Write out each entry, exactly the way it appears.

....

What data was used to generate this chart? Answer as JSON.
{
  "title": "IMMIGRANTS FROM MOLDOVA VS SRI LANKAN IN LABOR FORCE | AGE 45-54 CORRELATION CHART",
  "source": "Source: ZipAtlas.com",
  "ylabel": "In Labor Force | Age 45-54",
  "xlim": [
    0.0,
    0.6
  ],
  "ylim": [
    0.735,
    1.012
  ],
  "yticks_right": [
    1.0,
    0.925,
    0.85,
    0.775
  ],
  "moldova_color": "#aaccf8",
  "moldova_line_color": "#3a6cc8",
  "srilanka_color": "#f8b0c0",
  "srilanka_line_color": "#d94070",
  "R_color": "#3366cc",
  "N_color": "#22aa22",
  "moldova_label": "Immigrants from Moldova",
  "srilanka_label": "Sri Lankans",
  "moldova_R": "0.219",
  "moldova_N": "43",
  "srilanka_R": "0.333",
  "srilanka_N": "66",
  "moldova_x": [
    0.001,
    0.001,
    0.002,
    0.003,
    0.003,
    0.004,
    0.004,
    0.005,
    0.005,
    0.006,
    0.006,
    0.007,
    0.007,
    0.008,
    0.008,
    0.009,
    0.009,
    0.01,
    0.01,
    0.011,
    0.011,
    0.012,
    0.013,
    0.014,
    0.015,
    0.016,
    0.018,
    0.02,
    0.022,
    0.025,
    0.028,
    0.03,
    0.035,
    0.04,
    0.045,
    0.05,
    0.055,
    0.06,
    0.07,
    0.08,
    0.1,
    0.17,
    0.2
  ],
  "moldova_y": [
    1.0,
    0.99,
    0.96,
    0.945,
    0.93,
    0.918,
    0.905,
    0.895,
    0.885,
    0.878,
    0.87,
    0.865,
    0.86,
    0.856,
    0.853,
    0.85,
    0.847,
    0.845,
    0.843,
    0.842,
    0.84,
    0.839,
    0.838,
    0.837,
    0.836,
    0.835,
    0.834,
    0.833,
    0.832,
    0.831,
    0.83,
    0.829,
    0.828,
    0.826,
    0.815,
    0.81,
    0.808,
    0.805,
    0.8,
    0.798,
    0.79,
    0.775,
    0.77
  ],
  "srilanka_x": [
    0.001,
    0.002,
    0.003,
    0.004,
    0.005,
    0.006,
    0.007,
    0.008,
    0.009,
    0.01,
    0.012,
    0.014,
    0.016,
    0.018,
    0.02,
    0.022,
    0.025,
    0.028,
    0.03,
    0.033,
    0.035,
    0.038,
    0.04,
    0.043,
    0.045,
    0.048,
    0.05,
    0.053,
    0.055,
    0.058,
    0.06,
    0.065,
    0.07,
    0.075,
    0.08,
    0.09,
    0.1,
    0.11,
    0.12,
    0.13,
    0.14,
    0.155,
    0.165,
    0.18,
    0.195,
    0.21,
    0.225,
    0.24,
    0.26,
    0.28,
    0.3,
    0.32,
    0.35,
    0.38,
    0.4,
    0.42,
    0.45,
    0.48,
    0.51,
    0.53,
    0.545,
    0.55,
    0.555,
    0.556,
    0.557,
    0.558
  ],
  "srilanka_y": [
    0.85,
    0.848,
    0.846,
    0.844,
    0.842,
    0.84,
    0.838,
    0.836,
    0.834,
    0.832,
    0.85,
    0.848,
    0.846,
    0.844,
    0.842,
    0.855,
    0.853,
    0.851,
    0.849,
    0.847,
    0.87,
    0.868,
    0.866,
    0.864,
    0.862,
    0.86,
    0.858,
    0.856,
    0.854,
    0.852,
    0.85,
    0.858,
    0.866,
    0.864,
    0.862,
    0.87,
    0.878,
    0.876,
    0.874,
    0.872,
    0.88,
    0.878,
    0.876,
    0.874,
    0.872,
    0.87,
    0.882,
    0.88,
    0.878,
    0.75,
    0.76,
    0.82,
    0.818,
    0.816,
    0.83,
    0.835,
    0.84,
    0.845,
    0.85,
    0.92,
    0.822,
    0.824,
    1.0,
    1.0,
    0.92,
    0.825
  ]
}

....

● WORKED ANSWER:
What data was used to generate this chart? Answer as JSON.
{
  "title": "IMMIGRANTS FROM MOLDOVA VS SRI LANKAN IN LABOR FORCE | AGE 45-54 CORRELATION CHART",
  "source": "Source: ZipAtlas.com",
  "ylabel": "In Labor Force | Age 45-54",
  "xlim": [
    0.0,
    0.6
  ],
  "ylim": [
    0.735,
    1.012
  ],
  "yticks_right": [
    1.0,
    0.925,
    0.85,
    0.775
  ],
  "moldova_color": "#aaccf8",
  "moldova_line_color": "#3a6cc8",
  "srilanka_color": "#f8b0c0",
  "srilanka_line_color": "#d94070",
  "R_color": "#3366cc",
  "N_color": "#22aa22",
  "moldova_label": "Immigrants from Moldova",
  "srilanka_label": "Sri Lankans",
  "moldova_R": "0.219",
  "moldova_N": "43",
  "srilanka_R": "0.333",
  "srilanka_N": "66",
  "moldova_x": [
    0.001,
    0.001,
    0.002,
    0.003,
    0.003,
    0.004,
    0.004,
    0.005,
    0.005,
    0.006,
    0.006,
    0.007,
    0.007,
    0.008,
    0.008,
    0.009,
    0.009,
    0.01,
    0.01,
    0.011,
    0.011,
    0.012,
    0.013,
    0.014,
    0.015,
    0.016,
    0.018,
    0.02,
    0.022,
    0.025,
    0.028,
    0.03,
    0.035,
    0.04,
    0.045,
    0.05,
    0.055,
    0.06,
    0.07,
    0.08,
    0.1,
    0.17,
    0.2
  ],
  "moldova_y": [
    1.0,
    0.99,
    0.96,
    0.945,
    0.93,
    0.918,
    0.905,
    0.895,
    0.885,
    0.878,
    0.87,
    0.865,
    0.86,
    0.856,
    0.853,
    0.85,
    0.847,
    0.845,
    0.843,
    0.842,
    0.84,
    0.839,
    0.838,
    0.837,
    0.836,
    0.835,
    0.834,
    0.833,
    0.832,
    0.831,
    0.83,
    0.829,
    0.828,
    0.826,
    0.815,
    0.81,
    0.808,
    0.805,
    0.8,
    0.798,
    0.79,
    0.775,
    0.77
  ],
  "srilanka_x": [
    0.001,
    0.002,
    0.003,
    0.004,
    0.005,
    0.006,
    0.007,
    0.008,
    0.009,
    0.01,
    0.012,
    0.014,
    0.016,
    0.018,
    0.02,
    0.022,
    0.025,
    0.028,
    0.03,
    0.033,
    0.035,
    0.038,
    0.04,
    0.043,
    0.045,
    0.048,
    0.05,
    0.053,
    0.055,
    0.058,
    0.06,
    0.065,
    0.07,
    0.075,
    0.08,
    0.09,
    0.1,
    0.11,
    0.12,
    0.13,
    0.14,
    0.155,
    0.165,
    0.18,
    0.195,
    0.21,
    0.225,
    0.24,
    0.26,
    0.28,
    0.3,
    0.32,
    0.35,
    0.38,
    0.4,
    0.42,
    0.45,
    0.48,
    0.51,
    0.53,
    0.545,
    0.55,
    0.555,
    0.556,
    0.557,
    0.558
  ],
  "srilanka_y": [
    0.85,
    0.848,
    0.846,
    0.844,
    0.842,
    0.84,
    0.838,
    0.836,
    0.834,
    0.832,
    0.85,
    0.848,
    0.846,
    0.844,
    0.842,
    0.855,
    0.853,
    0.851,
    0.849,
    0.847,
    0.87,
    0.868,
    0.866,
    0.864,
    0.862,
    0.86,
    0.858,
    0.856,
    0.854,
    0.852,
    0.85,
    0.858,
    0.866,
    0.864,
    0.862,
    0.87,
    0.878,
    0.876,
    0.874,
    0.872,
    0.88,
    0.878,
    0.876,
    0.874,
    0.872,
    0.87,
    0.882,
    0.88,
    0.878,
    0.75,
    0.76,
    0.82,
    0.818,
    0.816,
    0.83,
    0.835,
    0.84,
    0.845,
    0.85,
    0.92,
    0.822,
    0.824,
    1.0,
    1.0,
    0.92,
    0.825
  ]
}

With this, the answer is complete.